>> start Exercise data

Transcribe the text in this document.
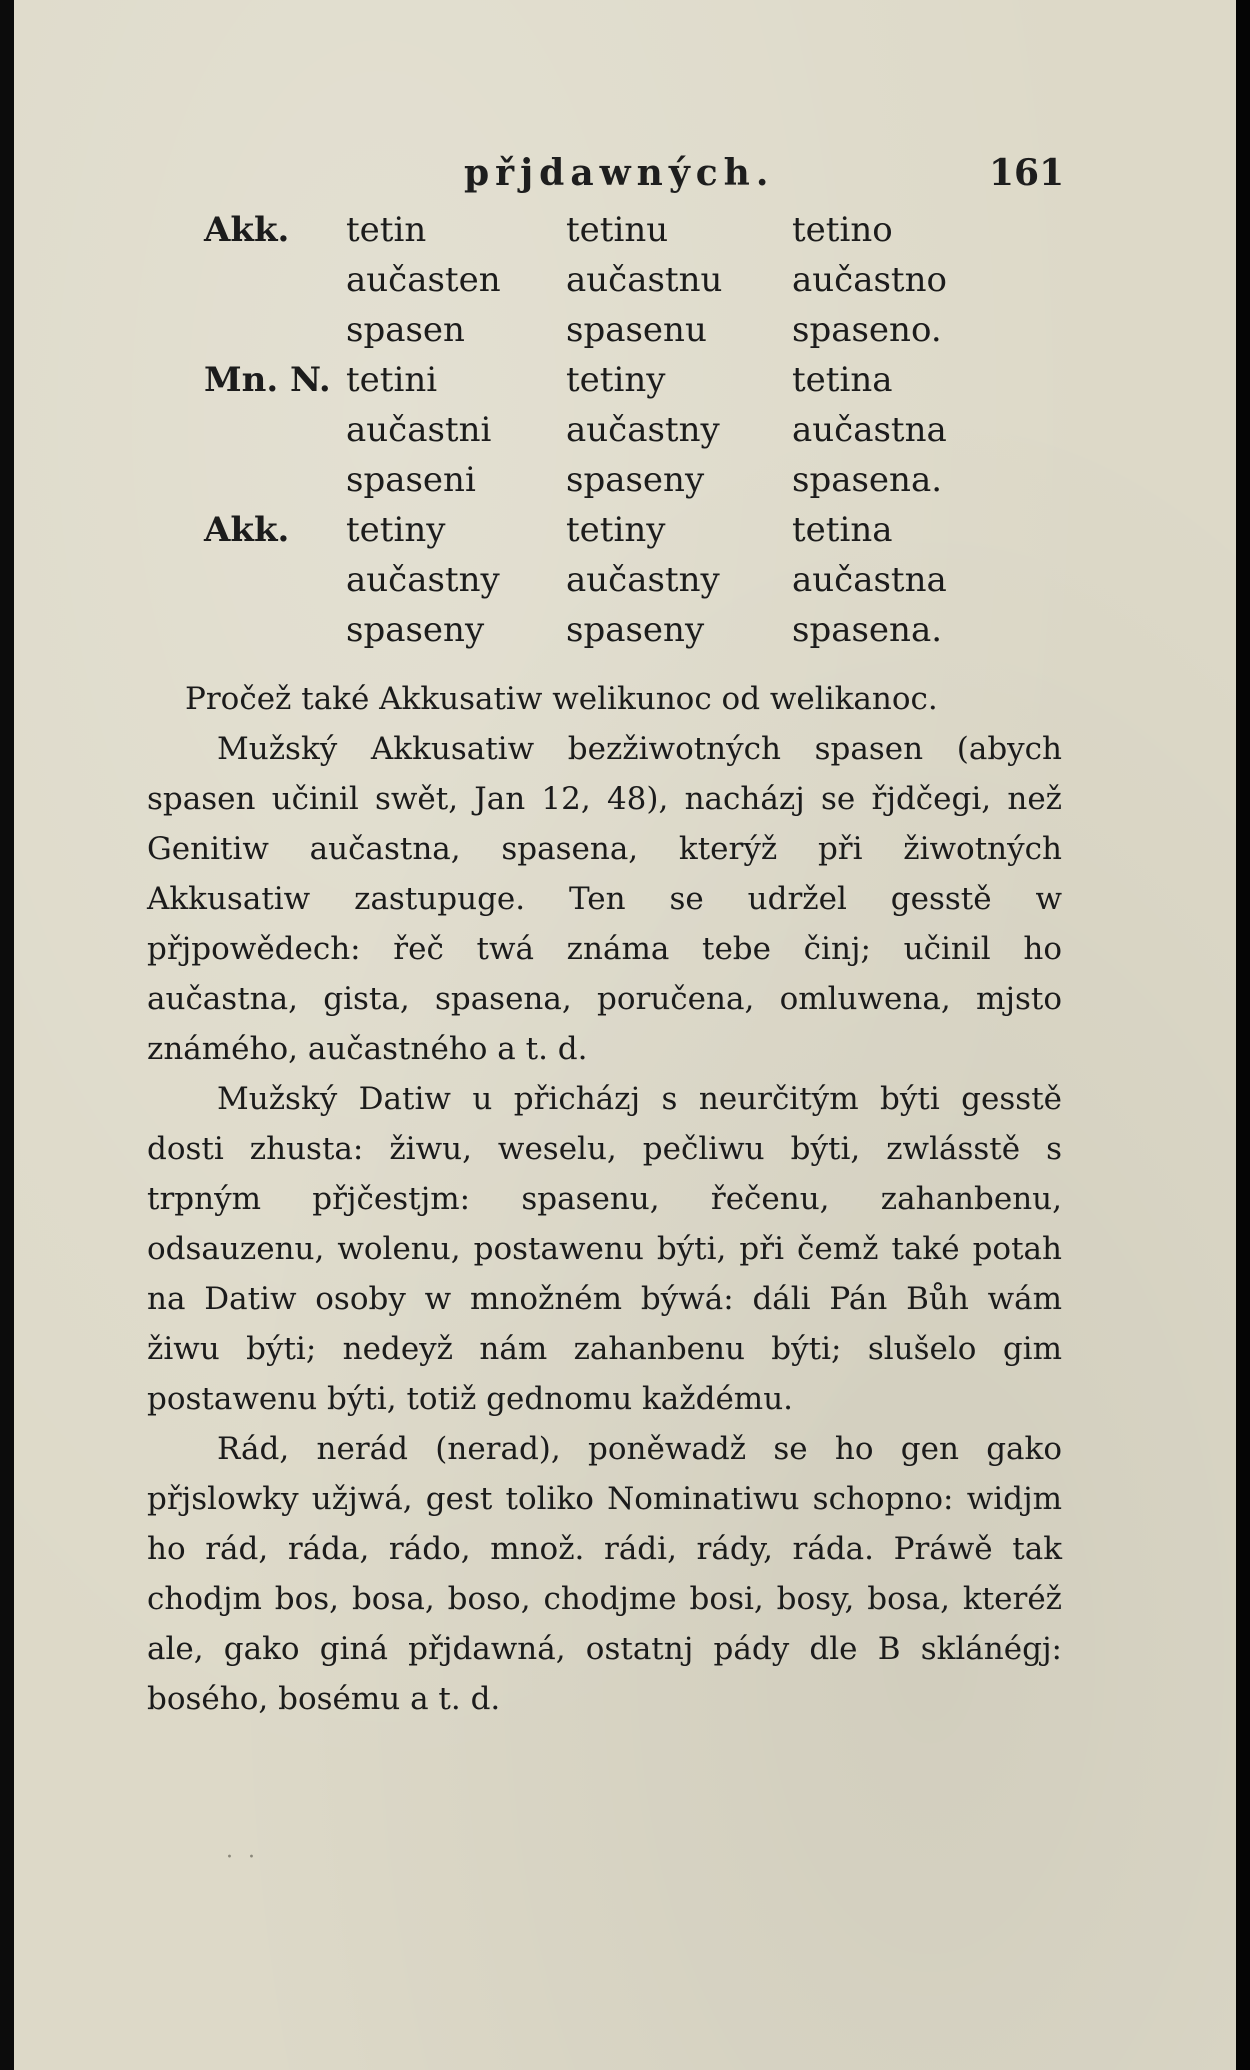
přjdawných.	161
Akk. tetin	tetinu	tetino
aučasten aučastnu aučastno
spasen	spasenu	spaseno.
Mn. N. tetini	tetiny	tetina
aučastni aučastny aučastna
spaseni	spaseny	spasena.
Akk. tetiny	tetiny	tetina
aučastny aučastny aučastna
spaseny spaseny	spasena.

Pročež také Akkusatiw welikunoc od welikanoc.

Mužský Akkusatiw bezžiwotných spasen (abych spasen učinil swět, Jan 12, 48), nacházj se řjdčegi, než Genitiw aučastna, spasena, kterýž při žiwotných Akkusatiw zastupuge. Ten se udržel gesstě w přjpowědech: řeč twá známa tebe činj; učinil ho aučastna, gista, spasena, poručena, omluwena, mjsto známého, aučastného a t. d.

Mužský Datiw u přicházj s neurčitým býti gesstě dosti zhusta: žiwu, weselu, pečliwu býti, zwlásstě s trpným přjčestjm: spasenu, řečenu, zahanbenu, odsauzenu, wolenu, postawenu býti, při čemž také potah na Datiw osoby w množném býwá: dáli Pán Bůh wám žiwu býti; nedeyž nám zahanbenu býti; slušelo gim postawenu býti, totiž gednomu každému.

Rád, nerád (nerad), poněwadž se ho gen gako přjslowky užjwá, gest toliko Nominatiwu schopno: widjm ho rád, ráda, rádo, množ. rádi, rády, ráda. Práwě tak chodjm bos, bosa, boso, chodjme bosi, bosy, bosa, kteréž ale, gako giná přjdawná, ostatnj pády dle B sklánégj: bosého, bosému a t. d.

· ·
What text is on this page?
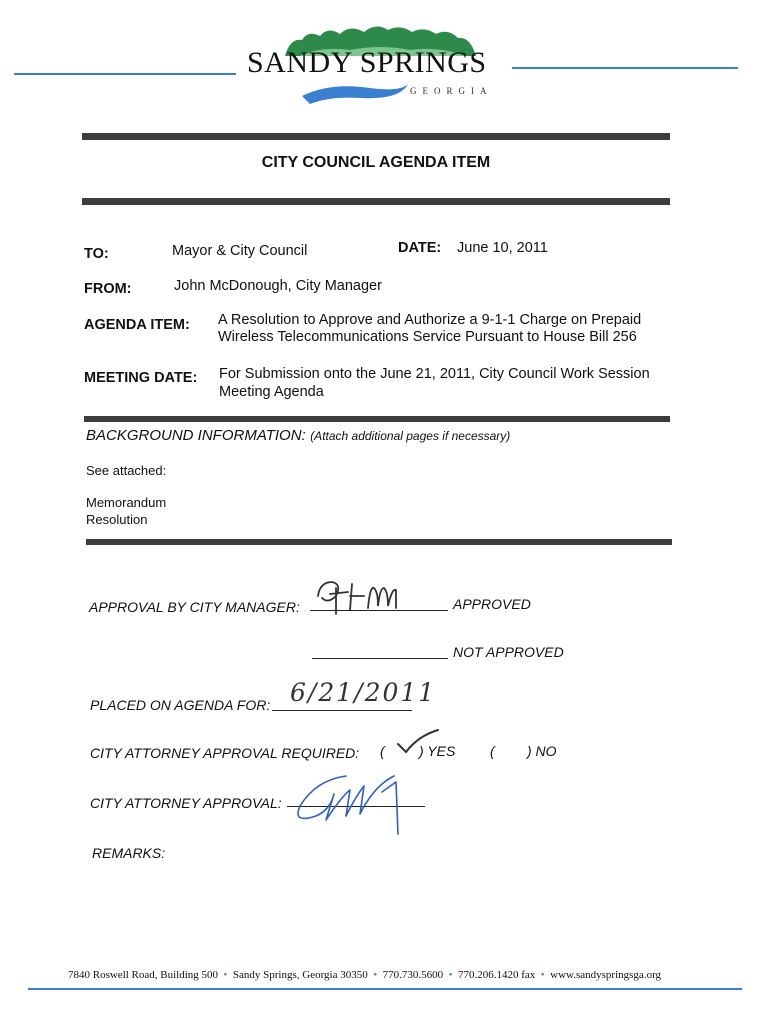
SANDY SPRINGS
GEORGIA
CITY COUNCIL AGENDA ITEM
TO:	Mayor & City Council	DATE: June 10, 2011
FROM:	John McDonough, City Manager
AGENDA ITEM: A Resolution to Approve and Authorize a 9-1-1 Charge on Prepaid
Wireless Telecommunications Service Pursuant to House Bill 256
MEETING DATE: For Submission onto the June 21, 2011, City Council Work Session
Meeting Agenda
BACKGROUND INFORMATION: (Attach additional pages if necessary)
See attached:
Memorandum
Resolution
APPROVAL BY CITY MANAGER:	APPROVED
NOT APPROVED
PLACED ON AGENDA FOR: 6/21/2011
CITY ATTORNEY APPROVAL REQUIRED: ( ) YES ( ) NO
CITY ATTORNEY APPROVAL:
REMARKS:
7840 Roswell Road, Building 500  •  Sandy Springs, Georgia 30350  •  770.730.5600  •  770.206.1420 fax  •  www.sandyspringsga.org
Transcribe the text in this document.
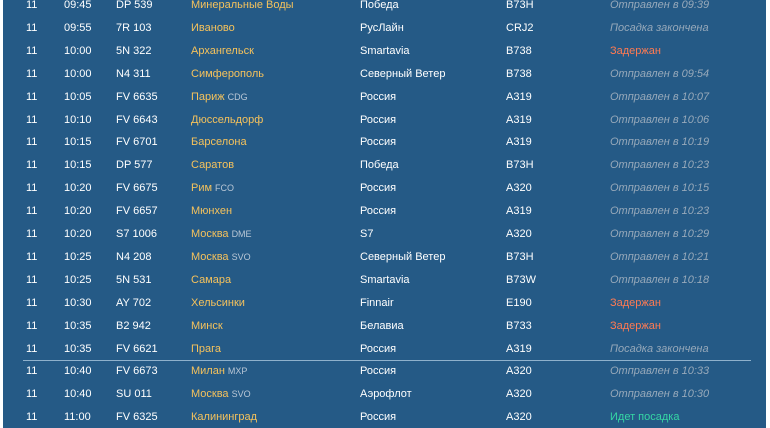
11 09:45 DP 539	Минеральные Воды	Победа	B73H	Отправлен в 09:39
11 09:55 7R 103	Иваново	РусЛайн	CRJ2	Посадка закончена
11 10:00 5N 322	Архангельск	Smartavia	B738	Задержан
11 10:00 N4 311	Симферополь	Северный Ветер	B738	Отправлен в 09:54
11 10:05 FV 6635	Париж CDG	Россия	A319	Отправлен в 10:07
11 10:10 FV 6643	Дюссельдорф	Россия	A319	Отправлен в 10:06
11 10:15 FV 6701	Барселона	Россия	A319	Отправлен в 10:19
11 10:15 DP 577	Саратов	Победа	B73H	Отправлен в 10:23
11 10:20 FV 6675	Рим FCO	Россия	A320	Отправлен в 10:15
11 10:20 FV 6657	Мюнхен	Россия	A319	Отправлен в 10:23
11 10:20 S7 1006	Москва DME	S7	A320	Отправлен в 10:29
11 10:25 N4 208	Москва SVO	Северный Ветер	B73H	Отправлен в 10:21
11 10:25 5N 531	Самара	Smartavia	B73W	Отправлен в 10:18
11 10:30 AY 702	Хельсинки	Finnair	E190	Задержан
11 10:35 B2 942	Минск	Белавиа	B733	Задержан
11 10:35 FV 6621	Прага	Россия	A319	Посадка закончена
11 10:40 FV 6673	Милан MXP	Россия	A320	Отправлен в 10:33
11 10:40 SU 011	Москва SVO	Аэрофлот	A320	Отправлен в 10:30
11 11:00 FV 6325	Калининград	Россия	A320	Идет посадка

>> end Exercise data

■ Task instructions ■
Using the material above, gather every line that includes "June".

■ Expected answer ■
TO:	Mayor & City Council	DATE: June 10, 2011
MEETING DATE: For Submission onto the June 21, 2011, City Council Work Session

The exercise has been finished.